** START SOURCE **

An important part of keeping fit is healthy eating. So, when Philips offered me the chance to try a juicer, offering a collection of healthy juice recipes and a whole host of food to juice too, I decided to give it a go.
I’ll come completely clean at the outset and say that the deal from Philips was that if I wrote about the juicer I could keep it. Now, that doesn’t mean I agreed to write in any particular way, so what you are getting here are my honest views as a first time user of any kind of juicer.
The Philips Viva HR1857 is fast. It’s really efficient. Its can gobble up average sized apples and even tough beetroots in seconds, and its rock solid on the worktop thanks to suckers that keep it anchored in place. It can create up to 2 litres of juice in one go, and this pours into a provided jug which sits securely held in place by a nozzle on the juicer itself.
Foods are dropped into a tube at the top of the juicer and you get a plunger to push them down. The clear plastic construction means you can see the blades whizzing round, and immediately juice begins to flow. When you turn the motor off, juice continues to drip into the collecting jug for a little while – so either pop a glass under the nozzle or wait for the drips to stop.
All this is very easy, quick and efficient and the process of making juice couldn’t be simpler.
However this piece of kitchen equipment is an absolute monster to store, and really tedious to clean. Philips says on the packaging that you can ‘quickly rinse clean’. Perhaps they need to think about their definitions of ‘quickly’, and ‘rinse’. With bits of food pulp left inside the juicer getting it clean took a while. The blades section was particularly hard to get clean, and the last thing I wanted to do was leave bits of old pulp laying in the blades and potentially getting germy. You can pour clean water into the juicer and switch it on for a minute to do the final bit of cleaning, but my experience says that it needs emptying of pulp and a hand clean first.

** END SOURCE **

• WHAT YOU WILL DO
a – Repeat the juicer review from "An important part" to "kind of juicer.".
b – In the juicer review, what keeps the juicer steady on the worktop?
c – Say whether each statement agrees with the juicer review, and quote the words that decide it: (i) The writer could keep the juicer in return for writing about it. (ii) Juice stops flowing the moment the motor is switched off. (iii) The blades section was easy to get clean.
Work only from the text itself.

** START RECORD SET **

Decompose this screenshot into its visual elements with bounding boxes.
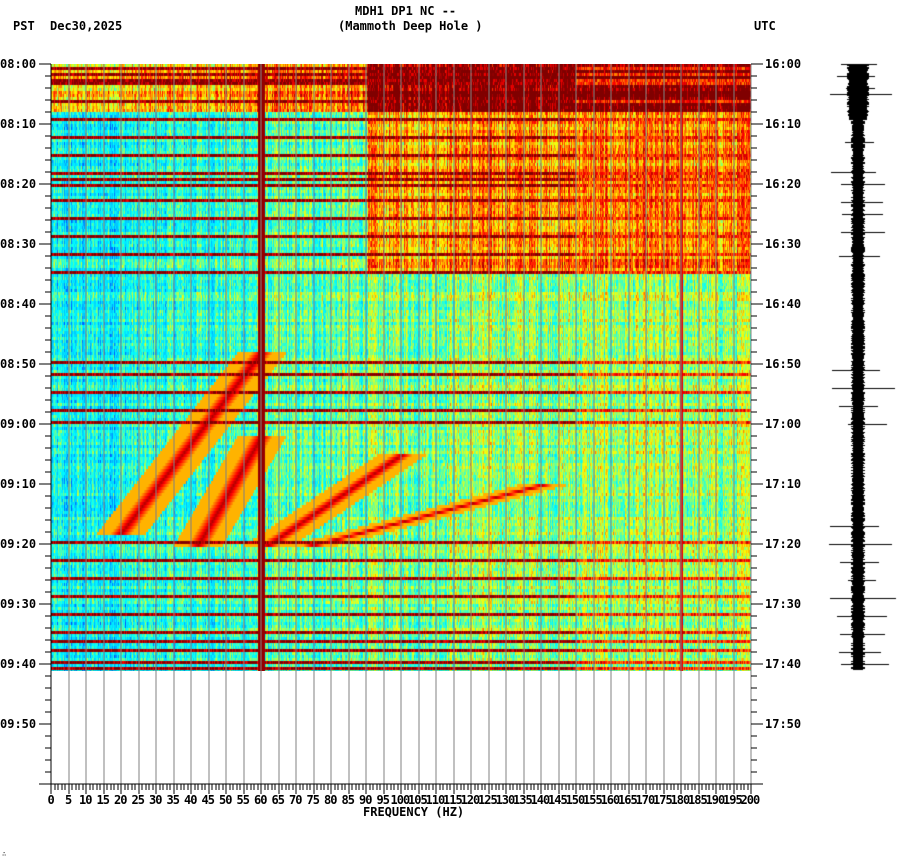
x-axis-title: FREQUENCY (HZ) — [363, 805, 465, 819]
x-tick-label: 125 — [478, 793, 498, 807]
x-tick-label: 75 — [306, 793, 320, 807]
x-tick-label: 165 — [618, 793, 638, 807]
y-tick-label-pst: 09:40 — [0, 657, 37, 671]
x-tick-label: 15 — [96, 793, 110, 807]
y-tick-label-pst: 08:00 — [0, 57, 37, 71]
x-tick-label: 20 — [114, 793, 127, 807]
y-tick-label-pst: 09:30 — [0, 597, 37, 611]
x-tick-label: 95 — [376, 793, 390, 807]
x-tick-label: 85 — [341, 793, 355, 807]
x-tick-label: 105 — [408, 793, 428, 807]
seismogram-trace — [815, 60, 902, 672]
y-tick-label-utc: 16:10 — [765, 117, 802, 131]
y-tick-label-utc: 17:00 — [765, 417, 802, 431]
right-timezone-label: UTC — [754, 19, 776, 33]
x-tick-label: 45 — [201, 793, 215, 807]
x-tick-label: 190 — [705, 793, 726, 807]
left-timezone-label: PST — [13, 19, 35, 33]
y-tick-label-utc: 17:30 — [765, 597, 802, 611]
x-tick-label: 185 — [688, 793, 708, 807]
y-tick-label-utc: 17:20 — [765, 537, 802, 551]
x-tick-label: 50 — [219, 793, 232, 807]
x-tick-label: 180 — [670, 793, 691, 807]
y-tick-label-pst: 09:50 — [0, 717, 37, 731]
x-tick-label: 110 — [425, 793, 446, 807]
x-tick-label: 80 — [324, 793, 337, 807]
y-tick-label-pst: 08:30 — [0, 237, 37, 251]
x-tick-label: 25 — [131, 793, 145, 807]
x-tick-label: 150 — [565, 793, 586, 807]
x-tick-label: 140 — [530, 793, 551, 807]
x-tick-label: 100 — [390, 793, 411, 807]
y-tick-label-pst: 08:10 — [0, 117, 37, 131]
y-tick-label-utc: 17:50 — [765, 717, 802, 731]
x-tick-label: 70 — [289, 793, 302, 807]
y-tick-label-utc: 17:40 — [765, 657, 802, 671]
x-tick-label: 30 — [149, 793, 162, 807]
corner-mark: ∴ — [2, 850, 7, 858]
x-tick-label: 115 — [443, 793, 463, 807]
x-tick-label: 130 — [495, 793, 516, 807]
x-tick-label: 10 — [79, 793, 92, 807]
y-tick-label-utc: 16:50 — [765, 357, 802, 371]
y-tick-label-utc: 17:10 — [765, 477, 802, 491]
x-tick-label: 90 — [359, 793, 372, 807]
x-tick-label: 40 — [184, 793, 197, 807]
x-tick-label: 35 — [166, 793, 180, 807]
y-tick-label-utc: 16:40 — [765, 297, 802, 311]
y-tick-label-pst: 08:20 — [0, 177, 37, 191]
x-tick-label: 120 — [460, 793, 481, 807]
y-tick-label-utc: 16:30 — [765, 237, 802, 251]
x-tick-label: 200 — [740, 793, 761, 807]
x-tick-label: 135 — [513, 793, 533, 807]
y-tick-label-utc: 16:00 — [765, 57, 802, 71]
y-tick-label-pst: 09:10 — [0, 477, 37, 491]
x-tick-label: 65 — [271, 793, 285, 807]
x-tick-label: 155 — [583, 793, 603, 807]
x-tick-label: 0 — [47, 793, 55, 807]
y-tick-label-pst: 08:50 — [0, 357, 37, 371]
y-tick-label-pst: 09:00 — [0, 417, 37, 431]
station-location: (Mammoth Deep Hole ) — [338, 19, 483, 33]
x-tick-label: 160 — [600, 793, 621, 807]
x-tick-label: 145 — [548, 793, 568, 807]
y-tick-label-pst: 08:40 — [0, 297, 37, 311]
x-tick-label: 55 — [236, 793, 250, 807]
y-tick-label-utc: 16:20 — [765, 177, 802, 191]
y-tick-label-pst: 09:20 — [0, 537, 37, 551]
station-title: MDH1 DP1 NC -- — [355, 4, 457, 18]
x-tick-label: 175 — [653, 793, 673, 807]
date-label: Dec30,2025 — [50, 19, 123, 33]
x-tick-label: 5 — [65, 793, 72, 807]
x-tick-label: 170 — [635, 793, 656, 807]
x-tick-label: 60 — [254, 793, 267, 807]
x-tick-label: 195 — [723, 793, 743, 807]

** END RECORD SET **

• EXPECTED ANSWERS
a –
An important part of keeping fit is healthy eating. So, when Philips offered me the chance to try a juicer, offering a collection of healthy juice recipes and a whole host of food to juice too, I decided to give it a go.
I’ll come completely clean at the outset and say that the deal from Philips was that if I wrote about the juicer I could keep it. Now, that doesn’t mean I agreed to write in any particular way, so what you are getting here are my honest views as a first time user of any kind of juicer.

b – Suckers that keep it anchored in place.

c –
(i) Yes: "the deal from Philips was that if I wrote about the juicer I could keep it"
(ii) No: "When you turn the motor off, juice continues to drip into the collecting jug for a little while"
(iii) No: "The blades section was particularly hard to get clean"